┌──
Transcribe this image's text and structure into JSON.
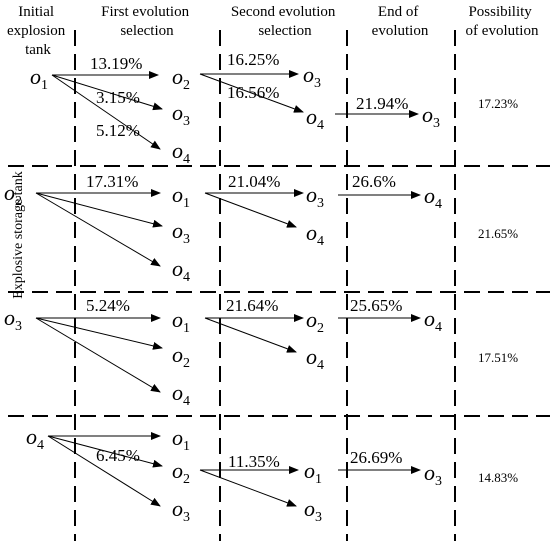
{
  "headers": {
    "initial": [
      "Initial",
      "explosion",
      "tank"
    ],
    "first": [
      "First evolution",
      "selection"
    ],
    "second": [
      "Second evolution",
      "selection"
    ],
    "end": [
      "End of",
      "evolution"
    ],
    "possibility": [
      "Possibility",
      "of evolution"
    ]
  },
  "side_label": "Explosive storage tank",
  "node_letter": "o",
  "blocks": [
    {
      "nodes": {
        "root": "1",
        "f1": "2",
        "f2": "3",
        "f3": "4",
        "s1": "3",
        "s2": "4",
        "e1": "3"
      },
      "percents": {
        "p1": "13.19%",
        "p2": "3.15%",
        "p3": "5.12%",
        "p4": "16.25%",
        "p5": "16.56%",
        "p6": "21.94%"
      },
      "possibility": "17.23%"
    },
    {
      "nodes": {
        "root": "2",
        "f1": "1",
        "f2": "3",
        "f3": "4",
        "s1": "3",
        "s2": "4",
        "e1": "4"
      },
      "percents": {
        "p1": "17.31%",
        "p2": "21.04%",
        "p3": "26.6%"
      },
      "possibility": "21.65%"
    },
    {
      "nodes": {
        "root": "3",
        "f1": "1",
        "f2": "2",
        "f3": "4",
        "s1": "2",
        "s2": "4",
        "e1": "4"
      },
      "percents": {
        "p1": "5.24%",
        "p2": "21.64%",
        "p3": "25.65%"
      },
      "possibility": "17.51%"
    },
    {
      "nodes": {
        "root": "4",
        "f1": "1",
        "f2": "2",
        "f3": "3",
        "s1": "1",
        "s2": "3",
        "e1": "3"
      },
      "percents": {
        "p1": "6.45%",
        "p2": "11.35%",
        "p3": "26.69%"
      },
      "possibility": "14.83%"
    }
  ]
}
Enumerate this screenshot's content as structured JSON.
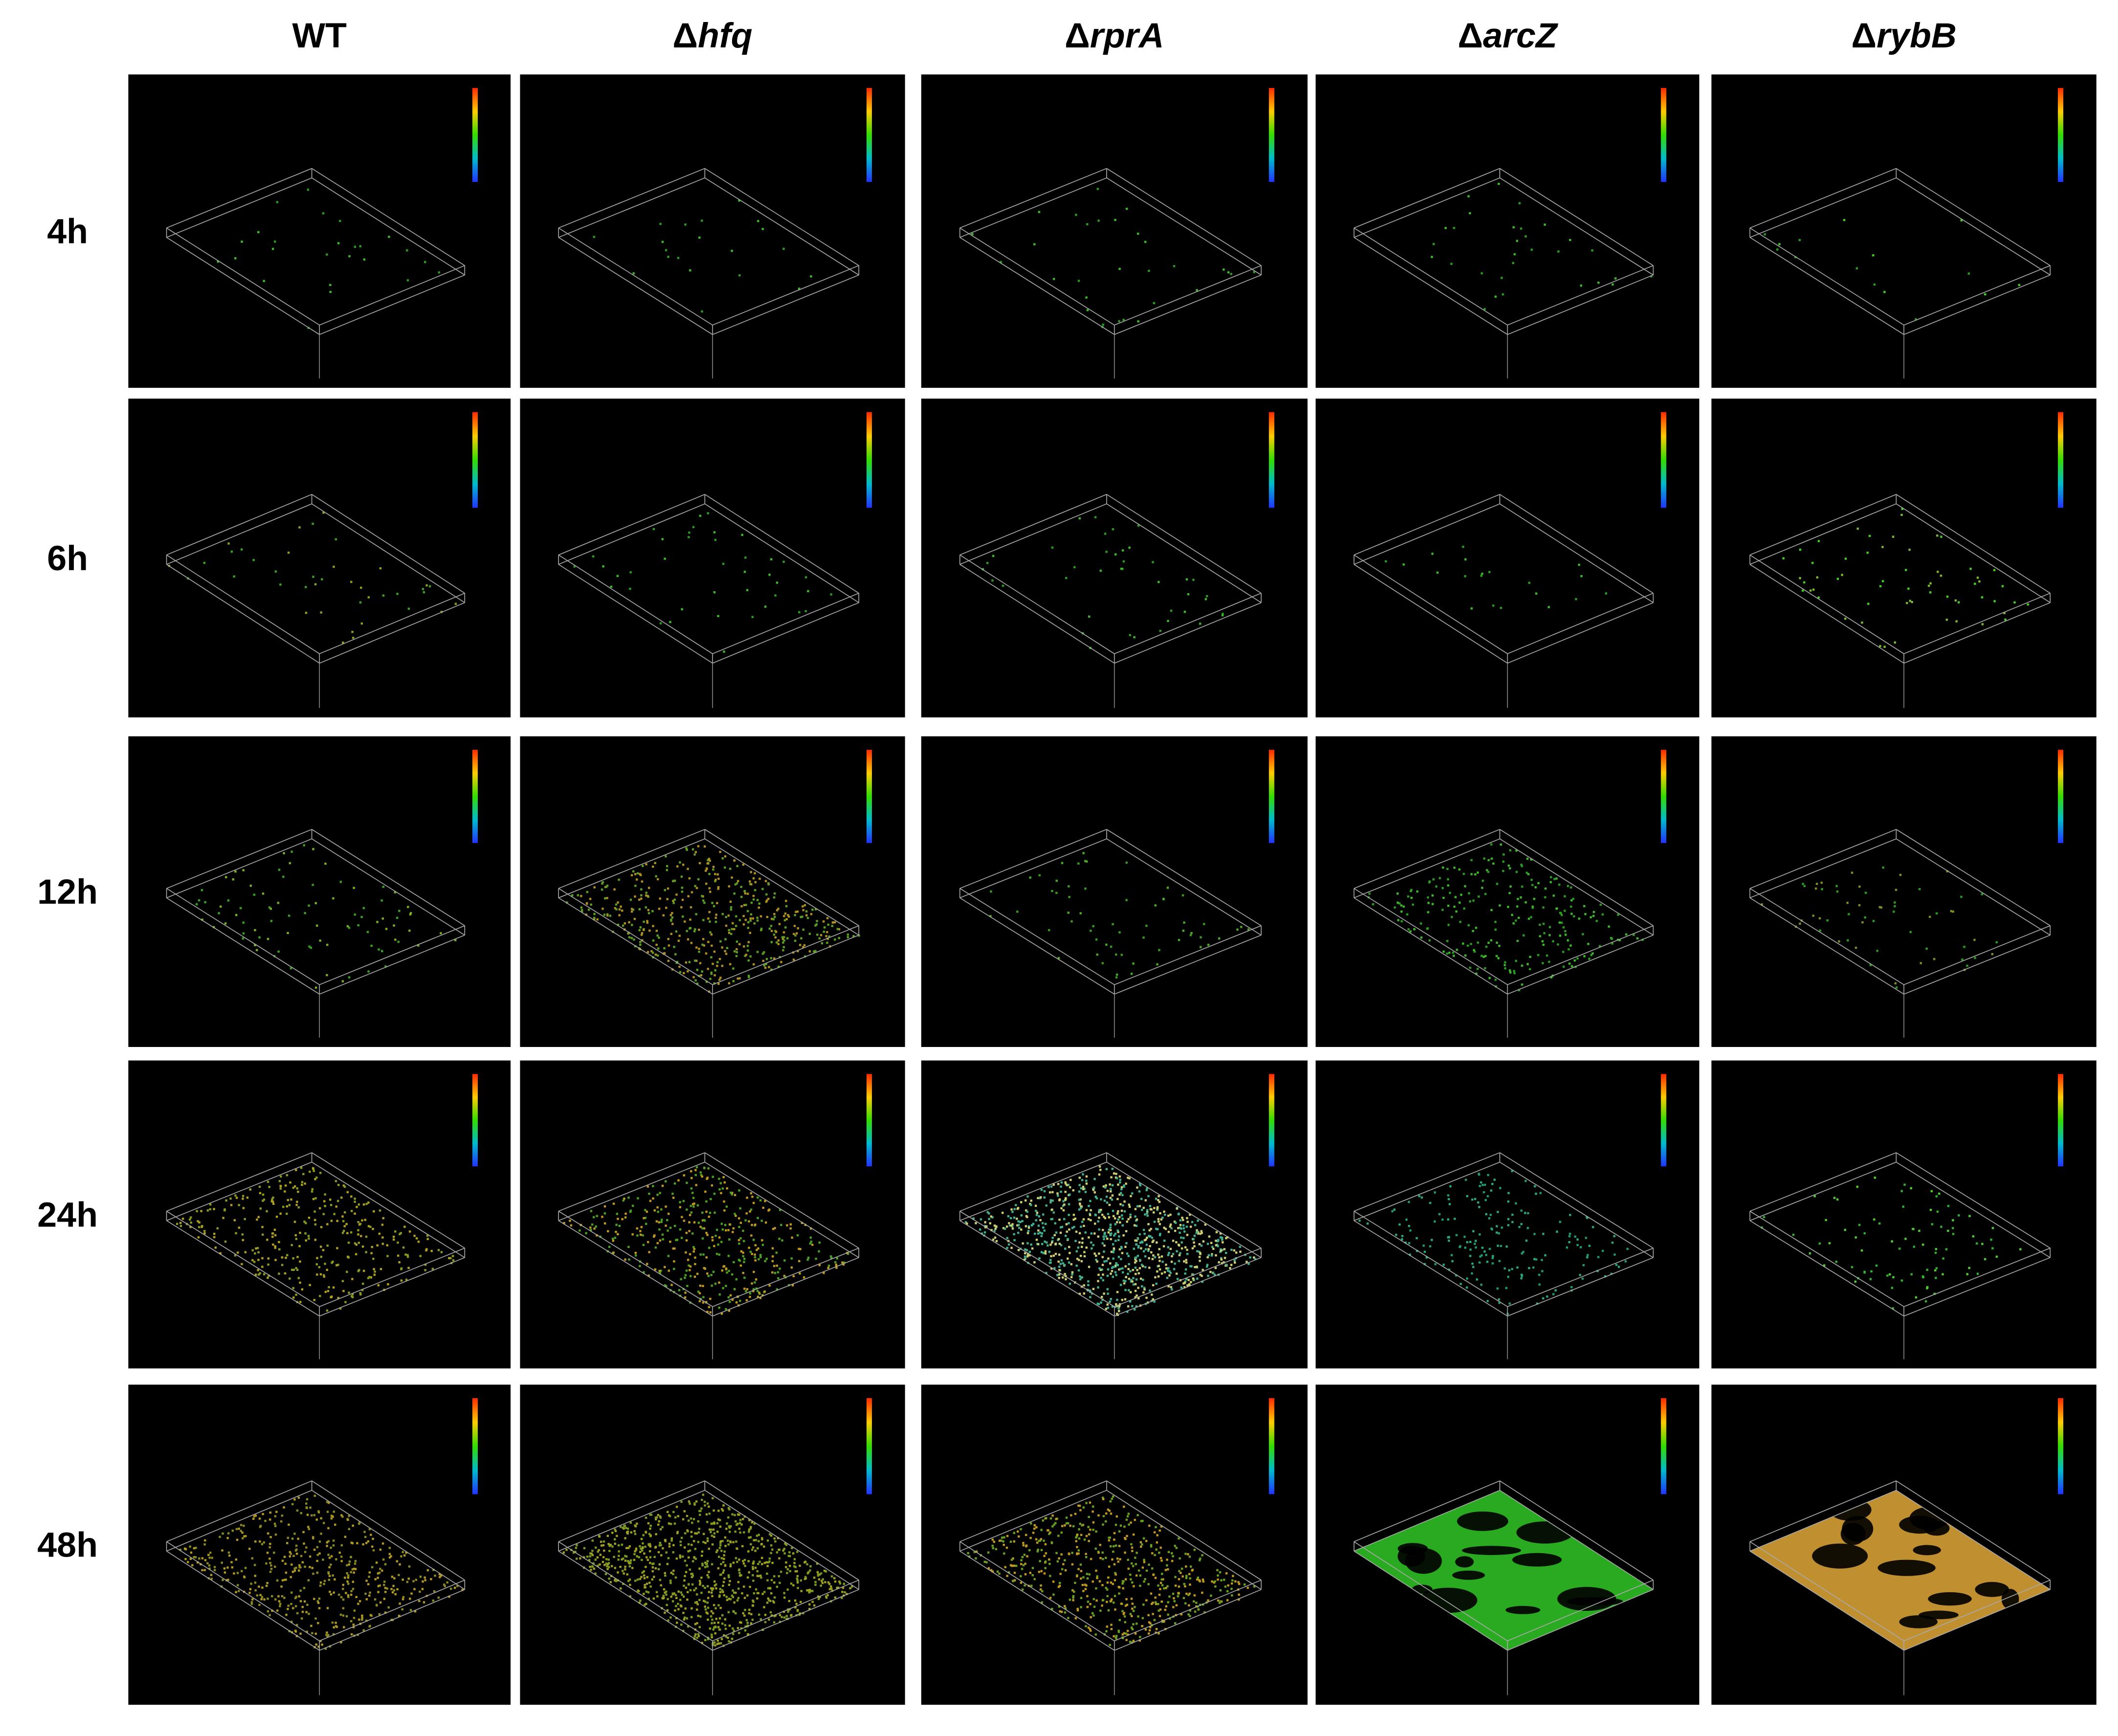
{
  "columns": [
    {
      "label": "WT"
    },
    {
      "prefix": "Δ",
      "gene": "hfq"
    },
    {
      "prefix": "Δ",
      "gene": "rprA"
    },
    {
      "prefix": "Δ",
      "gene": "arcZ"
    },
    {
      "prefix": "Δ",
      "gene": "rybB"
    }
  ],
  "rows": [
    "4h",
    "6h",
    "12h",
    "24h",
    "48h"
  ]
}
└──
• Task details: From the records given above, reproduce all text exactly and exclude each picture.

• The response:
Transcribe this image's text and structure into JSON.
{
  "headers": {
    "initial": [
      "Initial",
      "explosion",
      "tank"
    ],
    "first": [
      "First evolution",
      "selection"
    ],
    "second": [
      "Second evolution",
      "selection"
    ],
    "end": [
      "End of",
      "evolution"
    ],
    "possibility": [
      "Possibility",
      "of evolution"
    ]
  },
  "side_label": "Explosive storage tank",
  "node_letter": "o",
  "blocks": [
    {
      "nodes": {
        "root": "1",
        "f1": "2",
        "f2": "3",
        "f3": "4",
        "s1": "3",
        "s2": "4",
        "e1": "3"
      },
      "percents": {
        "p1": "13.19%",
        "p2": "3.15%",
        "p3": "5.12%",
        "p4": "16.25%",
        "p5": "16.56%",
        "p6": "21.94%"
      },
      "possibility": "17.23%"
    },
    {
      "nodes": {
        "root": "2",
        "f1": "1",
        "f2": "3",
        "f3": "4",
        "s1": "3",
        "s2": "4",
        "e1": "4"
      },
      "percents": {
        "p1": "17.31%",
        "p2": "21.04%",
        "p3": "26.6%"
      },
      "possibility": "21.65%"
    },
    {
      "nodes": {
        "root": "3",
        "f1": "1",
        "f2": "2",
        "f3": "4",
        "s1": "2",
        "s2": "4",
        "e1": "4"
      },
      "percents": {
        "p1": "5.24%",
        "p2": "21.64%",
        "p3": "25.65%"
      },
      "possibility": "17.51%"
    },
    {
      "nodes": {
        "root": "4",
        "f1": "1",
        "f2": "2",
        "f3": "3",
        "s1": "1",
        "s2": "3",
        "e1": "3"
      },
      "percents": {
        "p1": "6.45%",
        "p2": "11.35%",
        "p3": "26.69%"
      },
      "possibility": "14.83%"
    }
  ]
}
Enumerate this screenshot's content as structured JSON.
{
  "columns": [
    {
      "label": "WT"
    },
    {
      "prefix": "Δ",
      "gene": "hfq"
    },
    {
      "prefix": "Δ",
      "gene": "rprA"
    },
    {
      "prefix": "Δ",
      "gene": "arcZ"
    },
    {
      "prefix": "Δ",
      "gene": "rybB"
    }
  ],
  "rows": [
    "4h",
    "6h",
    "12h",
    "24h",
    "48h"
  ]
}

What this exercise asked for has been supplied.